Your objective:
Look through the lines below and extract each one that contains "take".

* Start *

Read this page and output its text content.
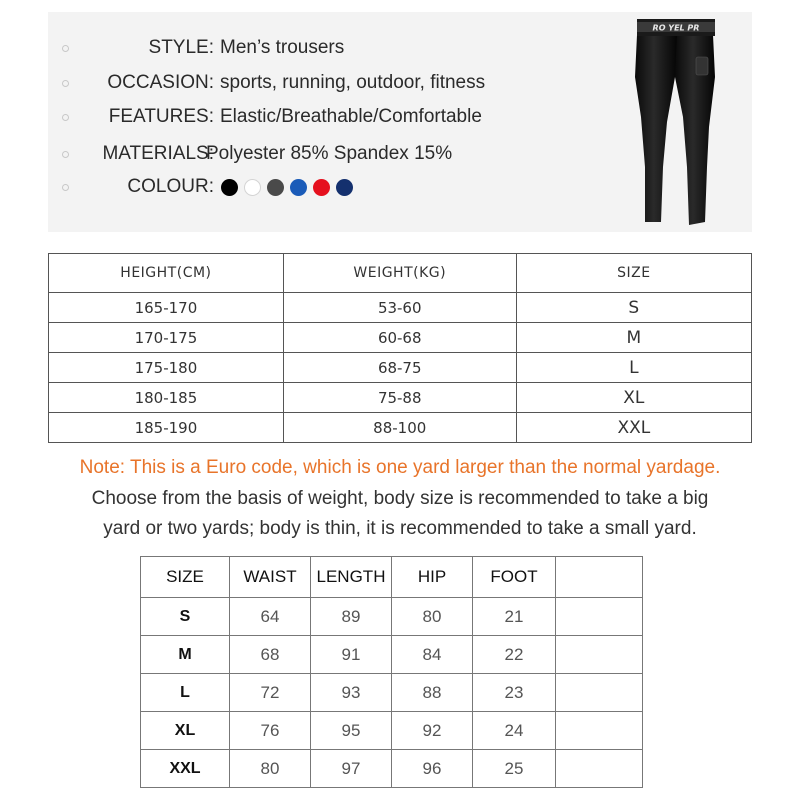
STYLE: Men’s trousers
OCCASION: sports, running, outdoor, fitness
FEATURES: Elastic/Breathable/Comfortable
MATERIALS:
Polyester 85% Spandex 15%
COLOUR:
RO YEL PR
HEIGHT(CM)	WEIGHT(KG)	SIZE
165-170	53-60	S
170-175	60-68	M
175-180	68-75	L
180-185	75-88	XL
185-190	88-100	XXL
Note: This is a Euro code, which is one yard larger than the normal yardage.
Choose from the basis of weight, body size is recommended to take a big
yard or two yards; body is thin, it is recommended to take a small yard.
SIZE	WAIST	LENGTH	HIP	FOOT	
S	64	89	80	21	
M	68	91	84	22	
L	72	93	88	23	
XL	76	95	92	24	
XXL	80	97	96	25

* End *

Result:
Choose from the basis of weight, body size is recommended to take a big
yard or two yards; body is thin, it is recommended to take a small yard.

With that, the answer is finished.